> **REQUEST**
Search the material below for the string "States" and extract each line that has it.

Dataset records:
+++

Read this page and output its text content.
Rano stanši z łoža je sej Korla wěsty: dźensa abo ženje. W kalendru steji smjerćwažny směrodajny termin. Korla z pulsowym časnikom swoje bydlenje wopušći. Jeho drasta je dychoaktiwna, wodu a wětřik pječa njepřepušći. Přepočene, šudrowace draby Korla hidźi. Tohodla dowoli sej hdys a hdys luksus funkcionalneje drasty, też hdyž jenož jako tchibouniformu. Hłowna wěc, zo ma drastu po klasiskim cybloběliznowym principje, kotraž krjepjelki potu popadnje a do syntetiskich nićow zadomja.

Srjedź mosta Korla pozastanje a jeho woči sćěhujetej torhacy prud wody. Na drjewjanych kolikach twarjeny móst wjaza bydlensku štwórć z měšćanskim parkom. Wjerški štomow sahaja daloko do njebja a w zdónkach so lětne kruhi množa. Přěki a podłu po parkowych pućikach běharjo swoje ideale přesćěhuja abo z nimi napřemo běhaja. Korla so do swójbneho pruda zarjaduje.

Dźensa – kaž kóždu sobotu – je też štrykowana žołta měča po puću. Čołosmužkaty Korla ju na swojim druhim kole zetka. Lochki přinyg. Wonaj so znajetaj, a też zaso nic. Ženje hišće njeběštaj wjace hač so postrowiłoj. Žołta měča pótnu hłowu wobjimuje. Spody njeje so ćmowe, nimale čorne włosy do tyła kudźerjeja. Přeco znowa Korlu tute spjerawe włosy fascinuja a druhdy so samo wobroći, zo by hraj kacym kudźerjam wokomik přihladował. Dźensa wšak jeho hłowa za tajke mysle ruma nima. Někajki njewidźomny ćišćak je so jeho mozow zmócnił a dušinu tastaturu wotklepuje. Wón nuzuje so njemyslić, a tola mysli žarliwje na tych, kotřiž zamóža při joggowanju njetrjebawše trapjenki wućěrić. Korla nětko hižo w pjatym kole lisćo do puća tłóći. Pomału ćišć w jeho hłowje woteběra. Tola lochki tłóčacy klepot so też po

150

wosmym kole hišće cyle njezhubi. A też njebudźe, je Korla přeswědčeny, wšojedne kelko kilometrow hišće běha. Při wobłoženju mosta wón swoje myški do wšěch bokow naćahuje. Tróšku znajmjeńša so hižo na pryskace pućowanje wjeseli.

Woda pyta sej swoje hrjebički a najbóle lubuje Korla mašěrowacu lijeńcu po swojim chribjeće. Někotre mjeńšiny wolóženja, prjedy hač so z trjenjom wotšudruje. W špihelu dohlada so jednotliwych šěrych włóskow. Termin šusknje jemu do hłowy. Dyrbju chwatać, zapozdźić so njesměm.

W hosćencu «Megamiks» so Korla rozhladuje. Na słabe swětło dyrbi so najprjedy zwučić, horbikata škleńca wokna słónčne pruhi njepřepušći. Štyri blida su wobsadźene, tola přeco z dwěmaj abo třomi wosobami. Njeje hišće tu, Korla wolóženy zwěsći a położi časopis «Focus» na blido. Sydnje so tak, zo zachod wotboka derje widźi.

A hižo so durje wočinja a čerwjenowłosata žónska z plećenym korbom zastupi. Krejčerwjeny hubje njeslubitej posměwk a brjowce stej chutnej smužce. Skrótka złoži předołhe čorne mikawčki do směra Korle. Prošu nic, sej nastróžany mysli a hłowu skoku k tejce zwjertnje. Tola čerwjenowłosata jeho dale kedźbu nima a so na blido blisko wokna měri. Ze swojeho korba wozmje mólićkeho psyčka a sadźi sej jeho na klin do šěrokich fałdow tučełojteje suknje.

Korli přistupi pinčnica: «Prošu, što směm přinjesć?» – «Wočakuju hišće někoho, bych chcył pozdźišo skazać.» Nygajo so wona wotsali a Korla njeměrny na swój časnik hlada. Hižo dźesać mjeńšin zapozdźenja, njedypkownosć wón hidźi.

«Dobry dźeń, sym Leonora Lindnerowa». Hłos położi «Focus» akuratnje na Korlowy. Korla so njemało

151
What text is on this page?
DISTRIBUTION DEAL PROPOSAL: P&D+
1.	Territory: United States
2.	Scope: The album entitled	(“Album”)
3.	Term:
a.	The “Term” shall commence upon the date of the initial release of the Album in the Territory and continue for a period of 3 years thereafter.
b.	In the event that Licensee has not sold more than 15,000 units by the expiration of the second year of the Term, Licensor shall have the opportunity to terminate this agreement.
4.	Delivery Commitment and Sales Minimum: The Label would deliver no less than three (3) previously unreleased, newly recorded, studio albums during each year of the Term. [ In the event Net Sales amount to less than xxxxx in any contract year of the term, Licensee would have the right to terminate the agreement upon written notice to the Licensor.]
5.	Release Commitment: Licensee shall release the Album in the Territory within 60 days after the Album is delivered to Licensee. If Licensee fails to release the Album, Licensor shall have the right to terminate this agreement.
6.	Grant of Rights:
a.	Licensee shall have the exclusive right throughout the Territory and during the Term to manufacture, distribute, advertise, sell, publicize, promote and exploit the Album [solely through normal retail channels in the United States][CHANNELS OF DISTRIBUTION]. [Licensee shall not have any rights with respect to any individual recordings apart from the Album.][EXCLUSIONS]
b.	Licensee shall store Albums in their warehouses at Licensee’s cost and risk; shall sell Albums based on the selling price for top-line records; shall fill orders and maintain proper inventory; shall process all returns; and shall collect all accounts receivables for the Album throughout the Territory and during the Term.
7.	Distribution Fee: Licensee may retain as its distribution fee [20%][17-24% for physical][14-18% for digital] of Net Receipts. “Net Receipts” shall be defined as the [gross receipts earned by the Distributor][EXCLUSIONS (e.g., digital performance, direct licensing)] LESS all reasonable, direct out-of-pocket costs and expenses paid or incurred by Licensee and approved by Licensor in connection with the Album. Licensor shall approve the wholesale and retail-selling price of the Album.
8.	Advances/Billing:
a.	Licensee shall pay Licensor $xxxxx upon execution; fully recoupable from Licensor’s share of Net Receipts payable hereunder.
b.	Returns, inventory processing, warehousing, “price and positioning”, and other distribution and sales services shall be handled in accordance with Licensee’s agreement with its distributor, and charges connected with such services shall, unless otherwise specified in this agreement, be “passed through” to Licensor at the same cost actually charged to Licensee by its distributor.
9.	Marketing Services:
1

+++

> **THE SOLUTION**
1.	Territory: United States
a.	Licensee shall have the exclusive right throughout the Territory and during the Term to manufacture, distribute, advertise, sell, publicize, promote and exploit the Album [solely through normal retail channels in the United States][CHANNELS OF DISTRIBUTION]. [Licensee shall not have any rights with respect to any individual recordings apart from the Album.][EXCLUSIONS]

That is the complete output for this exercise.